**YOUR OBJECTIVE**
Every line that holds the string "служебных" is to be identified and copied.

**STORED RECORDS**
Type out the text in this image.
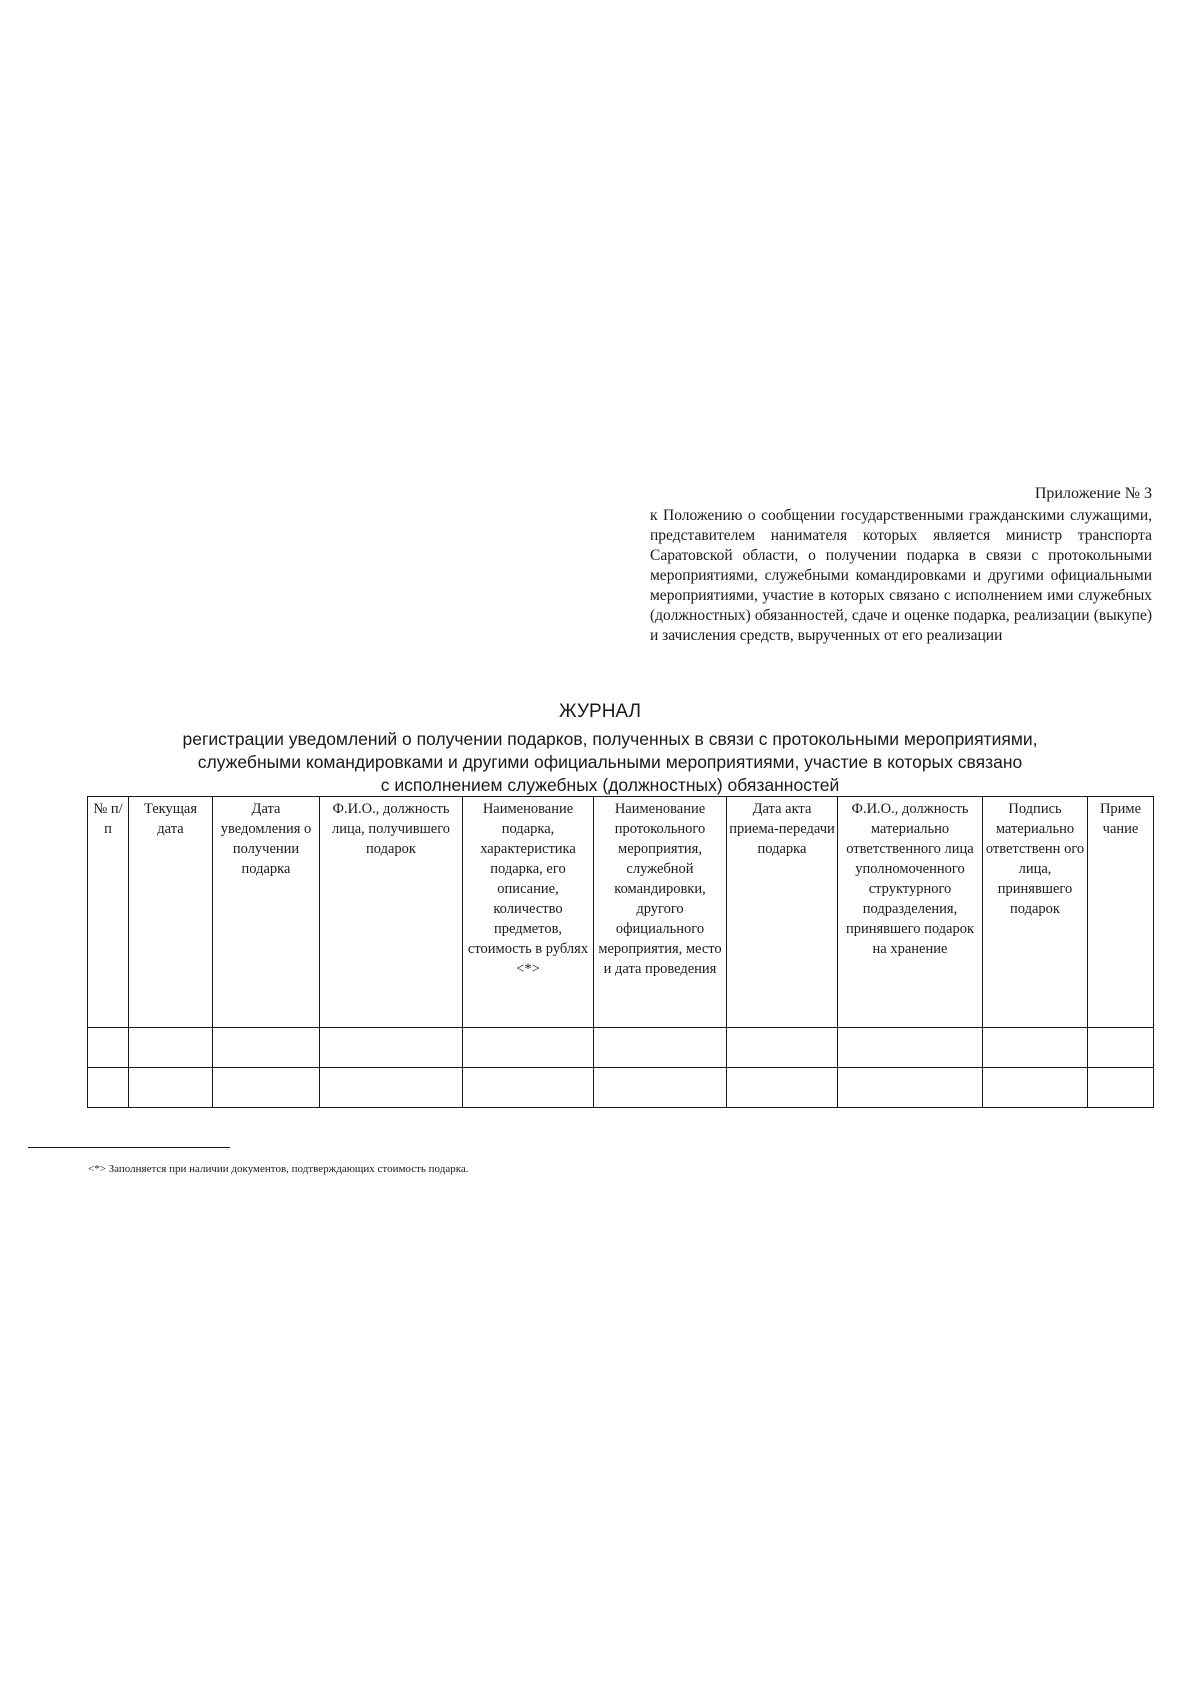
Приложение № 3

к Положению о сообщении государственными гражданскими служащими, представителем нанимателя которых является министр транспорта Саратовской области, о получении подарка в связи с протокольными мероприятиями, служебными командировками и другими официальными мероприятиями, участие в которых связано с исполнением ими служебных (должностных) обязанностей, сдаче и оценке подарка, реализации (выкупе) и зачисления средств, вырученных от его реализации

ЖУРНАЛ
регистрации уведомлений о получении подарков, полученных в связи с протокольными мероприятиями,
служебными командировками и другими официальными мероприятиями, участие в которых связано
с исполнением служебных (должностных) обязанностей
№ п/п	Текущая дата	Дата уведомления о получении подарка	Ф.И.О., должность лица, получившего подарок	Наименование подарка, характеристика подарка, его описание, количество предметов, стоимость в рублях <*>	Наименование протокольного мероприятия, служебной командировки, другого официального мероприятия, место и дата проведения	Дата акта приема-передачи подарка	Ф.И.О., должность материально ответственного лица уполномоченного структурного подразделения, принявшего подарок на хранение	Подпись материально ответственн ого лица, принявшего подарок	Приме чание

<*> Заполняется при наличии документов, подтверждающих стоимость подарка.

---

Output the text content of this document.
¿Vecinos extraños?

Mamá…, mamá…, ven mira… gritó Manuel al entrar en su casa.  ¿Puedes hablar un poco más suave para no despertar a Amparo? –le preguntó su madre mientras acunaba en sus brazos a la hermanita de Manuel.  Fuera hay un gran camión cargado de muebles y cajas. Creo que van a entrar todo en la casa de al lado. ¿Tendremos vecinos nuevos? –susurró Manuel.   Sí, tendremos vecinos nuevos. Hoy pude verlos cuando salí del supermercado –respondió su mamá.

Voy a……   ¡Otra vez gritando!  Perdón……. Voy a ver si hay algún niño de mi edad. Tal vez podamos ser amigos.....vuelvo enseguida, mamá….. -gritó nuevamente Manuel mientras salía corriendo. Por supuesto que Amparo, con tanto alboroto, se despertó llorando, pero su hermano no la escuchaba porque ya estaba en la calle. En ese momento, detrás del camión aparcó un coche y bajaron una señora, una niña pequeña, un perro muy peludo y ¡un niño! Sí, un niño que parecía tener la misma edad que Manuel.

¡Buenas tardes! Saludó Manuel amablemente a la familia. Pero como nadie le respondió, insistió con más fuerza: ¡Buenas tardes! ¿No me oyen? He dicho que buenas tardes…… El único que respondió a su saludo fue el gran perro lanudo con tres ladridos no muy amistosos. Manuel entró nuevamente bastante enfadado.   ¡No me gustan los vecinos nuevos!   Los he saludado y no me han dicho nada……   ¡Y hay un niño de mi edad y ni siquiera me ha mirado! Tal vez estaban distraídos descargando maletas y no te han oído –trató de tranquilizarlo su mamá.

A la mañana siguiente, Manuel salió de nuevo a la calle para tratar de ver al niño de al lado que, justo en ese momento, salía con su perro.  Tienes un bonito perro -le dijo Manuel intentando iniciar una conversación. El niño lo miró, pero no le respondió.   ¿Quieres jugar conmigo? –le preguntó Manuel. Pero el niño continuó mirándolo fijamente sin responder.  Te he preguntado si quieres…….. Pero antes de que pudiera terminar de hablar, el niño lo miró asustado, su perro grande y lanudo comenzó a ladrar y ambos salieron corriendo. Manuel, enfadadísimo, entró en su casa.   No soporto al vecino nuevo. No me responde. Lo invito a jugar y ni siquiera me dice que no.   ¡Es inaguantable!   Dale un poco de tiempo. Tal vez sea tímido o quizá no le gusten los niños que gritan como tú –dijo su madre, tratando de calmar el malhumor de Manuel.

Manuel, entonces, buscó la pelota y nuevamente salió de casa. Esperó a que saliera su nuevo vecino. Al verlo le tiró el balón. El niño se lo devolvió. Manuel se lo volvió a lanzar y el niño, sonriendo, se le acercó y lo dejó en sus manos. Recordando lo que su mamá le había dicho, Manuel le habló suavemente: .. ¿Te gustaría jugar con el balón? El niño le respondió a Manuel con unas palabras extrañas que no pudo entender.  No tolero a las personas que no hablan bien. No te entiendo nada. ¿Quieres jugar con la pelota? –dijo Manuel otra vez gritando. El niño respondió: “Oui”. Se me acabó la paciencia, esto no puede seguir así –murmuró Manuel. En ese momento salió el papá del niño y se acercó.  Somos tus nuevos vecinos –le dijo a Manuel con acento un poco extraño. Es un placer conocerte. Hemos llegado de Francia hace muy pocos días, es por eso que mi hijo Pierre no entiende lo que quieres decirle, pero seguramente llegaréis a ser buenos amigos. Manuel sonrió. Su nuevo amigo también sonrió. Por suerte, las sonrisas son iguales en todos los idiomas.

**PROBLEM SOLUTION**
к Положению о сообщении государственными гражданскими служащими, представителем нанимателя которых является министр транспорта Саратовской области, о получении подарка в связи с протокольными мероприятиями, служебными командировками и другими официальными мероприятиями, участие в которых связано с исполнением ими служебных (должностных) обязанностей, сдаче и оценке подарка, реализации (выкупе) и зачисления средств, вырученных от его реализации
с исполнением служебных (должностных) обязанностей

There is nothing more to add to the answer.